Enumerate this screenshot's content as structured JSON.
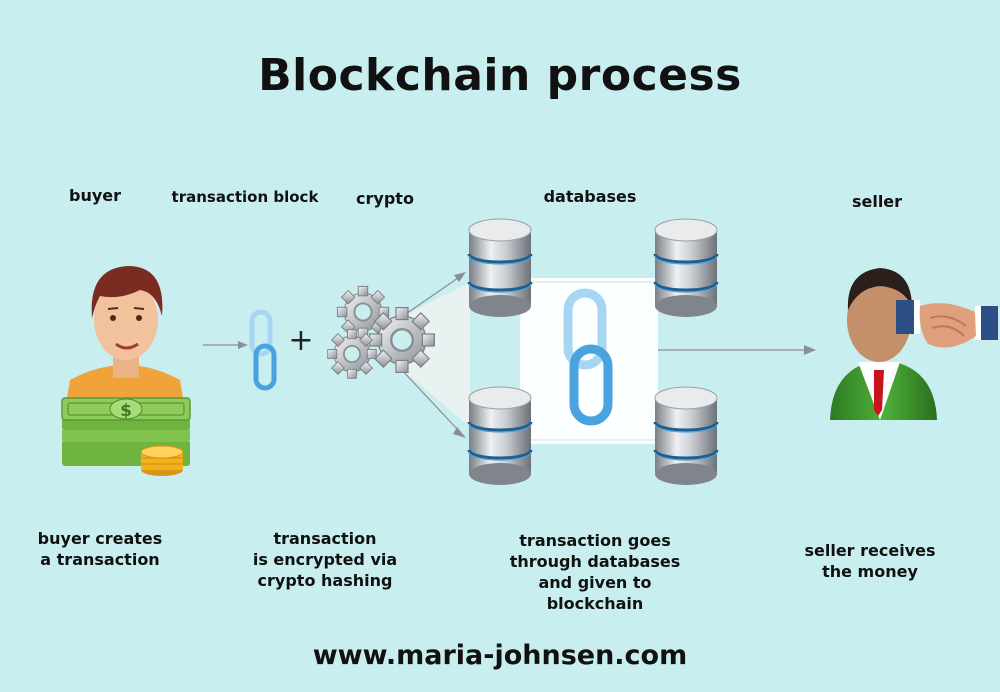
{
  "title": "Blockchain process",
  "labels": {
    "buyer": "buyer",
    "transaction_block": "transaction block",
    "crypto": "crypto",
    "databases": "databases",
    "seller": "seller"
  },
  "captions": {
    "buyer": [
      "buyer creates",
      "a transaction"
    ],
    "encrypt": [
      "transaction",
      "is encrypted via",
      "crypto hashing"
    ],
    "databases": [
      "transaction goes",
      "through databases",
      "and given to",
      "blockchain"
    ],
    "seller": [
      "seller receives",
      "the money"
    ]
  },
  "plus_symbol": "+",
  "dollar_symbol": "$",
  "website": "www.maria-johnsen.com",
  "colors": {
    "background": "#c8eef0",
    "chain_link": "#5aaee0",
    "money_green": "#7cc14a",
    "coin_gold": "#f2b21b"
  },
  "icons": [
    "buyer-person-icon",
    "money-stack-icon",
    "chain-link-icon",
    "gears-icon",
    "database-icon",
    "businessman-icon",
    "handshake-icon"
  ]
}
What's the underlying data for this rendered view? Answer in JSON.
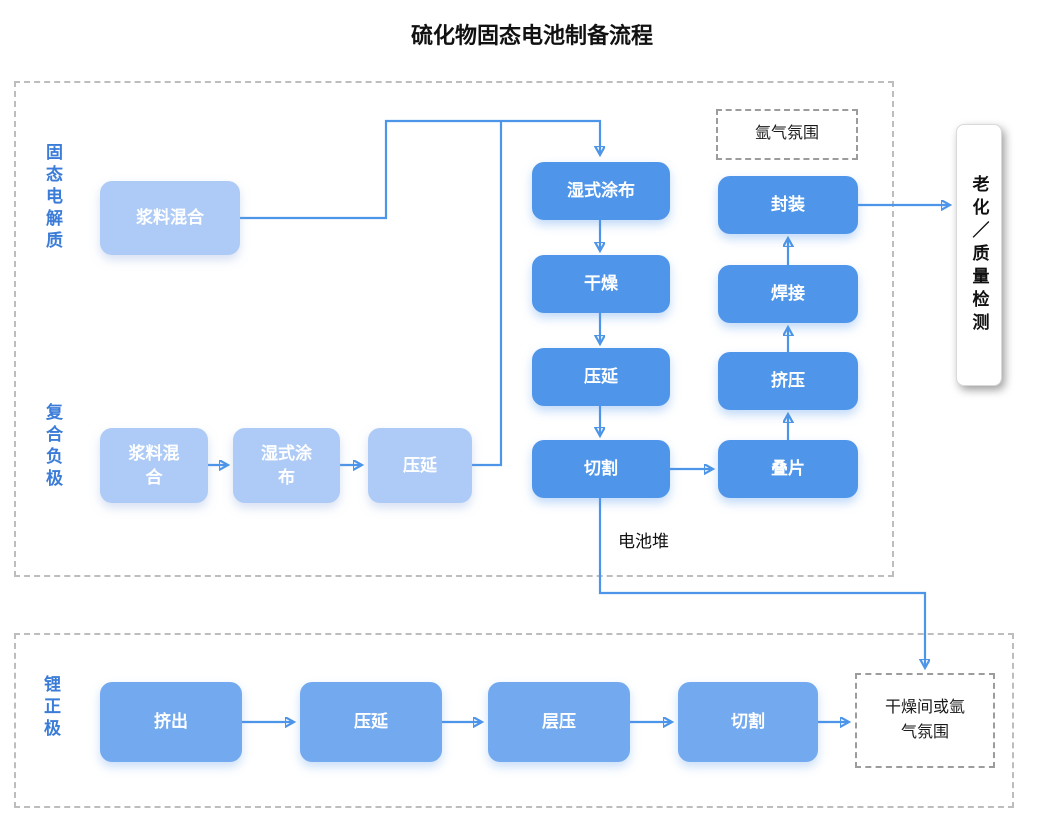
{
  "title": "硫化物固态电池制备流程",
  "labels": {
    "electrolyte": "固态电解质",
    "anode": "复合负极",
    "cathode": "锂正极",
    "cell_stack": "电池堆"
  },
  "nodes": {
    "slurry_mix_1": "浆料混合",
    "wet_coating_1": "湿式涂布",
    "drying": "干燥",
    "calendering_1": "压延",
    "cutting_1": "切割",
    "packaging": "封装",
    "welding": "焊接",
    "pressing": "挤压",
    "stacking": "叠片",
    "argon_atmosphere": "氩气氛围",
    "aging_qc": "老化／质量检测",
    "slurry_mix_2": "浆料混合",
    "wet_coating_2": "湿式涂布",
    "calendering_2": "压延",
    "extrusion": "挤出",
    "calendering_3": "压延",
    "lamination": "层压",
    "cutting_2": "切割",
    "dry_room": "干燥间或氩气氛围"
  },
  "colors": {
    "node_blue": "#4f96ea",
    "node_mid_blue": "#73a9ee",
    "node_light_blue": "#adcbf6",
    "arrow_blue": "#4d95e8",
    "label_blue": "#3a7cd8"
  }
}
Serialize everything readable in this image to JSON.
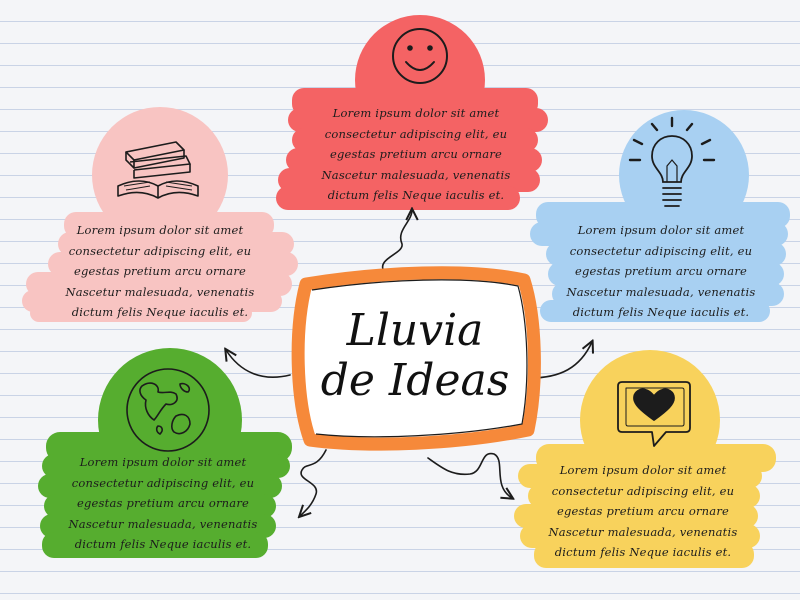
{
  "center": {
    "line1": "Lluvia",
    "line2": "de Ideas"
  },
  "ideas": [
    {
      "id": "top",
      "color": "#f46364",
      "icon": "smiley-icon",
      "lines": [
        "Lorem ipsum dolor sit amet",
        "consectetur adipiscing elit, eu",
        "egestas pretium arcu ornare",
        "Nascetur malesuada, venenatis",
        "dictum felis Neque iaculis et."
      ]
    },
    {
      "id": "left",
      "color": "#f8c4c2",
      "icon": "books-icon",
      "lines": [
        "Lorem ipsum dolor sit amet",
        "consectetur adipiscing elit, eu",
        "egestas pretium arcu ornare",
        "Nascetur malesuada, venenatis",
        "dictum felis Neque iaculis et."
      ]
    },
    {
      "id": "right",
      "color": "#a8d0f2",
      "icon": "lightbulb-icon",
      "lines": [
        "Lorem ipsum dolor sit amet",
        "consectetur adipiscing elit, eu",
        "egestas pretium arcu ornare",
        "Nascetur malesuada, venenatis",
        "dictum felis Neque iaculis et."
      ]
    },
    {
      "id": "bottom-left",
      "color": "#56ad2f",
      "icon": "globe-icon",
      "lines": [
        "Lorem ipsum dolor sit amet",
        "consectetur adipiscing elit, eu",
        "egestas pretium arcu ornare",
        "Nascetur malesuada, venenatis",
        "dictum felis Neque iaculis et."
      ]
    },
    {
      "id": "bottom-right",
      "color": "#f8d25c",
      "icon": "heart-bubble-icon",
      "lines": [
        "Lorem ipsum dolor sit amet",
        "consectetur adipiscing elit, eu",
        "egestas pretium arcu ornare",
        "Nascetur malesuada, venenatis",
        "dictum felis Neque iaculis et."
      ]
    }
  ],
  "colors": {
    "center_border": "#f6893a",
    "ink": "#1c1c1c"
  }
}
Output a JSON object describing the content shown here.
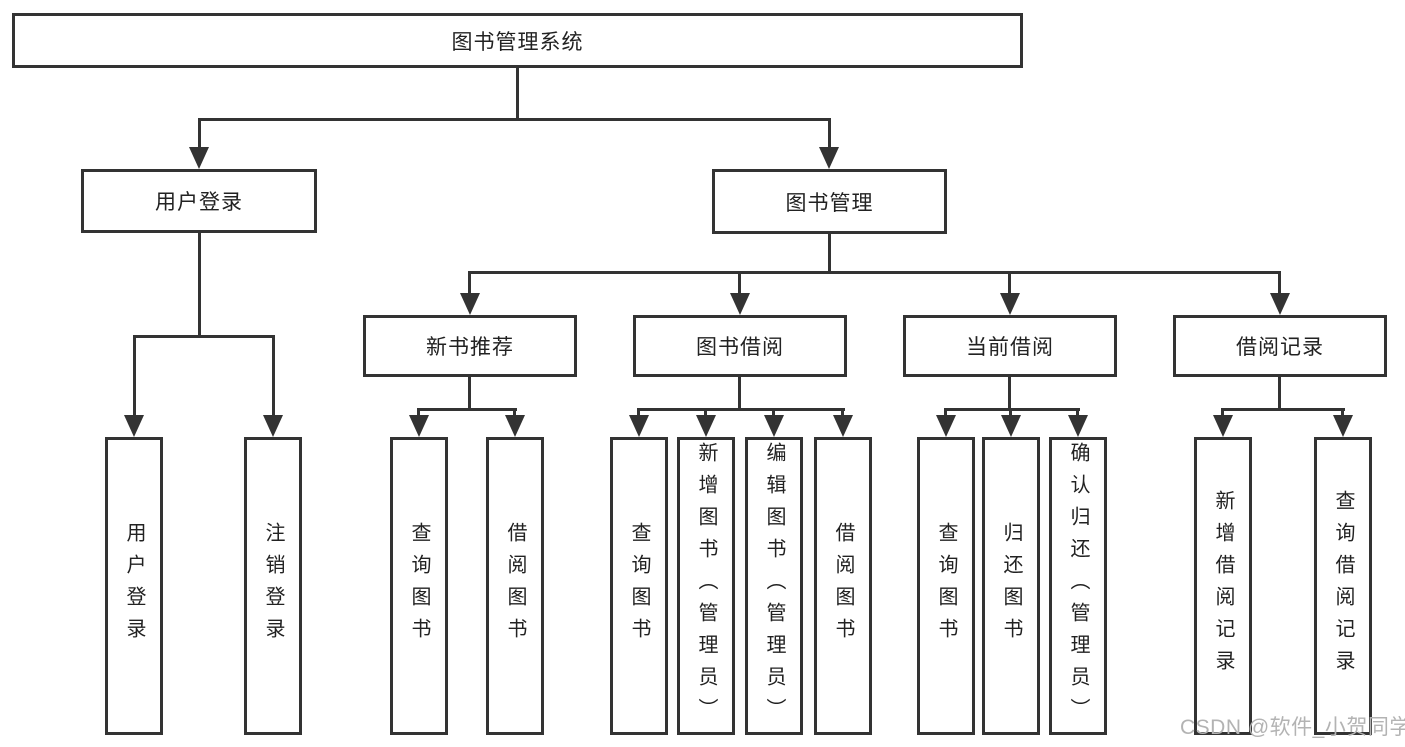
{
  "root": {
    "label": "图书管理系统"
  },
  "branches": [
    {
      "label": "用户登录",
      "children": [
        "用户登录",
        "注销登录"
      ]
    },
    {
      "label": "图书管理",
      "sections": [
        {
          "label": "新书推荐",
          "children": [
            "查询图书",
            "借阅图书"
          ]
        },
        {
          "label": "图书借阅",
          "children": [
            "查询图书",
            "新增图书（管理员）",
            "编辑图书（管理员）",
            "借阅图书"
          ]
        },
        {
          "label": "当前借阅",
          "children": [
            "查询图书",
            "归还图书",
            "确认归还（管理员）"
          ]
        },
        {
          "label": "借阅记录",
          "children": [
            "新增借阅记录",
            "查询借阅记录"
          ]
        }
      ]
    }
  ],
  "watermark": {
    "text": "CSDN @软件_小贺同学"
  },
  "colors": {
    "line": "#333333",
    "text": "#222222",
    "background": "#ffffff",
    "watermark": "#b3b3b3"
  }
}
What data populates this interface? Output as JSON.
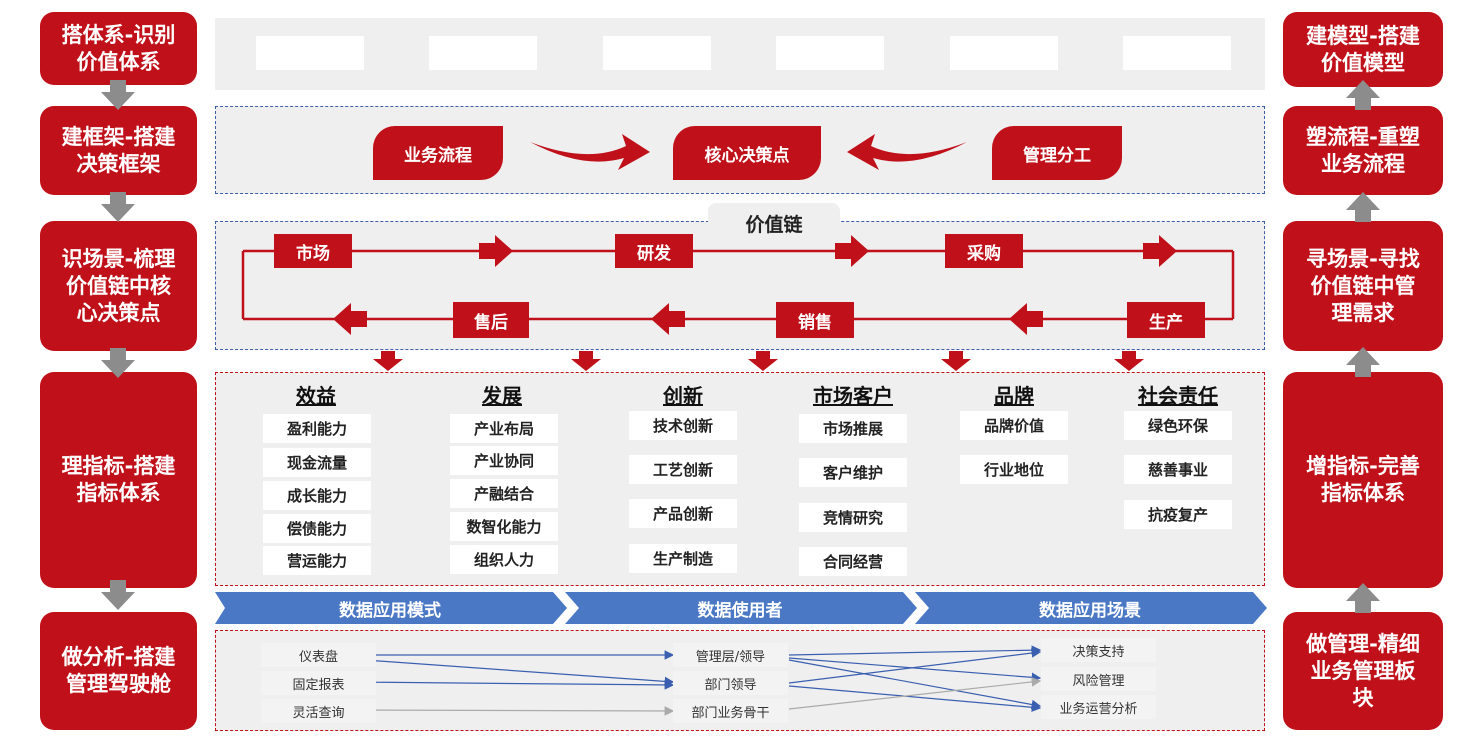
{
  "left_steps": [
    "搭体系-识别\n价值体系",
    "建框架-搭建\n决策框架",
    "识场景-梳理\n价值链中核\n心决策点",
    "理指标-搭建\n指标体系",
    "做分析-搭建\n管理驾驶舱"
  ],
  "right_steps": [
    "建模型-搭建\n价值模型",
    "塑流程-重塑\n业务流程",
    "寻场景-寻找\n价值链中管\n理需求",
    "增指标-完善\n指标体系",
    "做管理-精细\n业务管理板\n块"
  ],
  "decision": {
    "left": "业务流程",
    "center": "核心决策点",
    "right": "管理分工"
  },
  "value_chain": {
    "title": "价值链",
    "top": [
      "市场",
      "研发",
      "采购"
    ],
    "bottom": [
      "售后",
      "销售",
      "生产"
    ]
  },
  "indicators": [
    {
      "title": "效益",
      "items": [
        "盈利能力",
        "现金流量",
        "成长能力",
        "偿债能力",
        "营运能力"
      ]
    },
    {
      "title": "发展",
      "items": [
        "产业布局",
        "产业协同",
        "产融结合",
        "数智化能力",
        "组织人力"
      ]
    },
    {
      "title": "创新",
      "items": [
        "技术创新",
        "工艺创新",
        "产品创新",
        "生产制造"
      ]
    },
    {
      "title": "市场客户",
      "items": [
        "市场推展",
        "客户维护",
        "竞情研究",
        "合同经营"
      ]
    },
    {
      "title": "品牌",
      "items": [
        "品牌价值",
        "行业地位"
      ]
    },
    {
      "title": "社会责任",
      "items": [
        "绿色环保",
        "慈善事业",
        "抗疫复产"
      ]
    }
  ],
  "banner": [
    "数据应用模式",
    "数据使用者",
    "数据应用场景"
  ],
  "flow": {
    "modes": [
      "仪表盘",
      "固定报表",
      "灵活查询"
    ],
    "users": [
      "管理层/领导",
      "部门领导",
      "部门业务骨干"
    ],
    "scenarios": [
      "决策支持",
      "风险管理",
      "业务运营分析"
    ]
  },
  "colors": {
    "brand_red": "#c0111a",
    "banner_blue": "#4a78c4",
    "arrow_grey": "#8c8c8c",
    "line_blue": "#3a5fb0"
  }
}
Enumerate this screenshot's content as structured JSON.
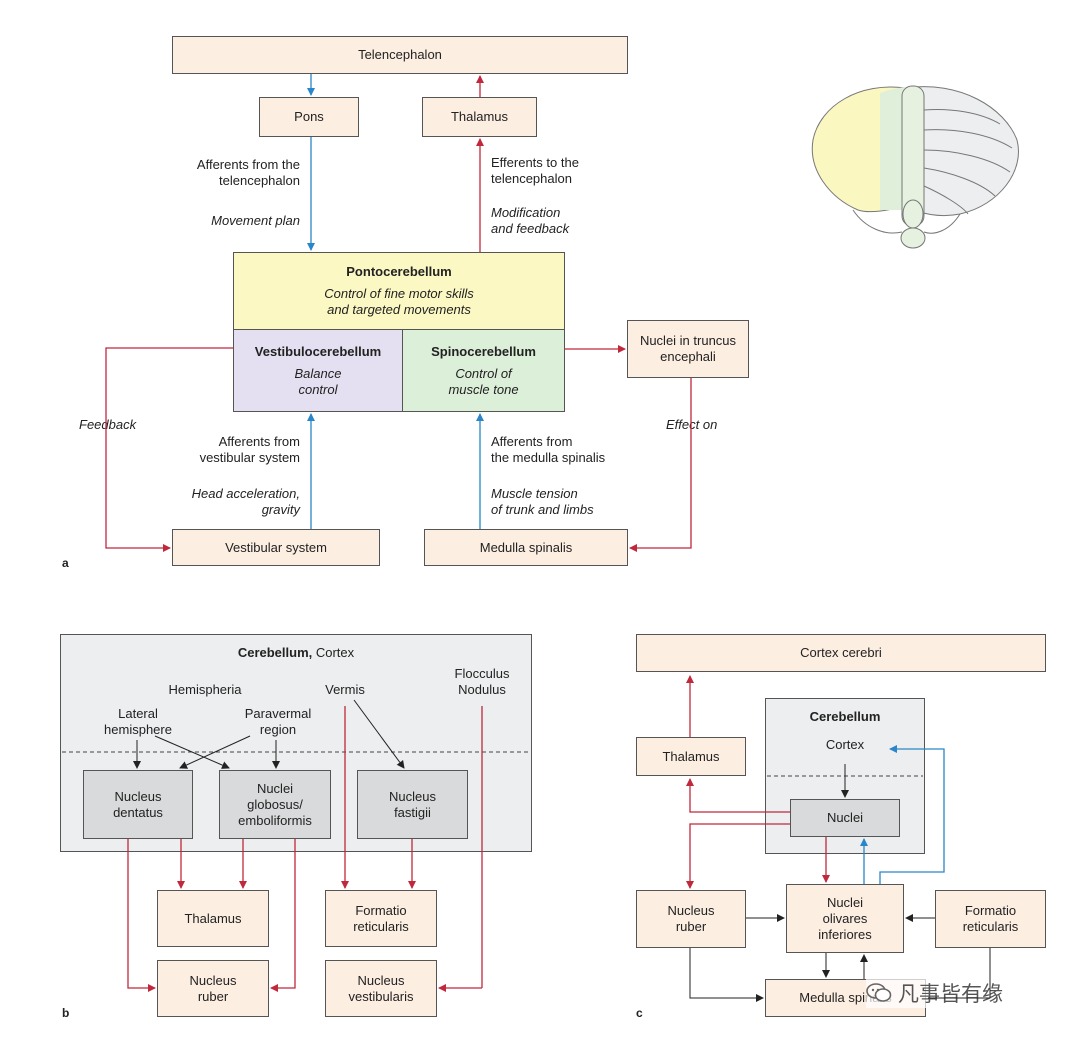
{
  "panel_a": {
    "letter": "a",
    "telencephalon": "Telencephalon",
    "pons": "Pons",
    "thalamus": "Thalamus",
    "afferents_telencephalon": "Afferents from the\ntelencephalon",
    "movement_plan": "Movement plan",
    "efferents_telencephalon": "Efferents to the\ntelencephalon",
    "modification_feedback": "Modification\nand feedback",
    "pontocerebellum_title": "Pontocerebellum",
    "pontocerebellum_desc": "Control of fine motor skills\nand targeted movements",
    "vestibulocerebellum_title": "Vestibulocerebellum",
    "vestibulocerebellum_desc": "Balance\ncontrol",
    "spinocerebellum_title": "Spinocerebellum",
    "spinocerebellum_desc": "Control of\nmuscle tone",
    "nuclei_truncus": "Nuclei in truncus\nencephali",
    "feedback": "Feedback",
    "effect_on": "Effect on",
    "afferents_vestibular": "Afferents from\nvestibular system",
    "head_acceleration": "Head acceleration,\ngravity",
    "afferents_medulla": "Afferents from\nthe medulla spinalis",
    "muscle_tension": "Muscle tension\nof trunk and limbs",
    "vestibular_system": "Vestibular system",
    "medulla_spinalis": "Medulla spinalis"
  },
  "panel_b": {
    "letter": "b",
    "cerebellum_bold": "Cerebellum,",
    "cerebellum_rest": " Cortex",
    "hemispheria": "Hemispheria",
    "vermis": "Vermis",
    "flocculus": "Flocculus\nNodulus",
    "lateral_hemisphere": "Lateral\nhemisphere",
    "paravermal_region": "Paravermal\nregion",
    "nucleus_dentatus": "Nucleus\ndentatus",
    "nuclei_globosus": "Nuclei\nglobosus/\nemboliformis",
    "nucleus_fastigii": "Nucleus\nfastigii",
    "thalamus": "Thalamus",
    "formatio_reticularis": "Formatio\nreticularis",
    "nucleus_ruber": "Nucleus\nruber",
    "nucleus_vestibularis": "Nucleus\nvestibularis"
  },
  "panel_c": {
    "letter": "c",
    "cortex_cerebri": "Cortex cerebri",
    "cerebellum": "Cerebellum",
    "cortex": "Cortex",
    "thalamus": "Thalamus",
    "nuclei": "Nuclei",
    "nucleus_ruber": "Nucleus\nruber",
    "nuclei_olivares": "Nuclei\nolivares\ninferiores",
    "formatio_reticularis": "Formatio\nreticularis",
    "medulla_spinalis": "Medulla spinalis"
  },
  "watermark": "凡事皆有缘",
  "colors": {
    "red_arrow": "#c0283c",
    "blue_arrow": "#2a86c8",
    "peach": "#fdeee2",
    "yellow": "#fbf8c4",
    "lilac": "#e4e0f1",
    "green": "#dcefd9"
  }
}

────────────────────────────────────────

**TO DO**
Which lines include the word "Afferents"? List them all.

**ANSWER**
    "afferents_telencephalon": "Afferents from the\ntelencephalon",
    "afferents_vestibular": "Afferents from\nvestibular system",
    "afferents_medulla": "Afferents from\nthe medulla spinalis",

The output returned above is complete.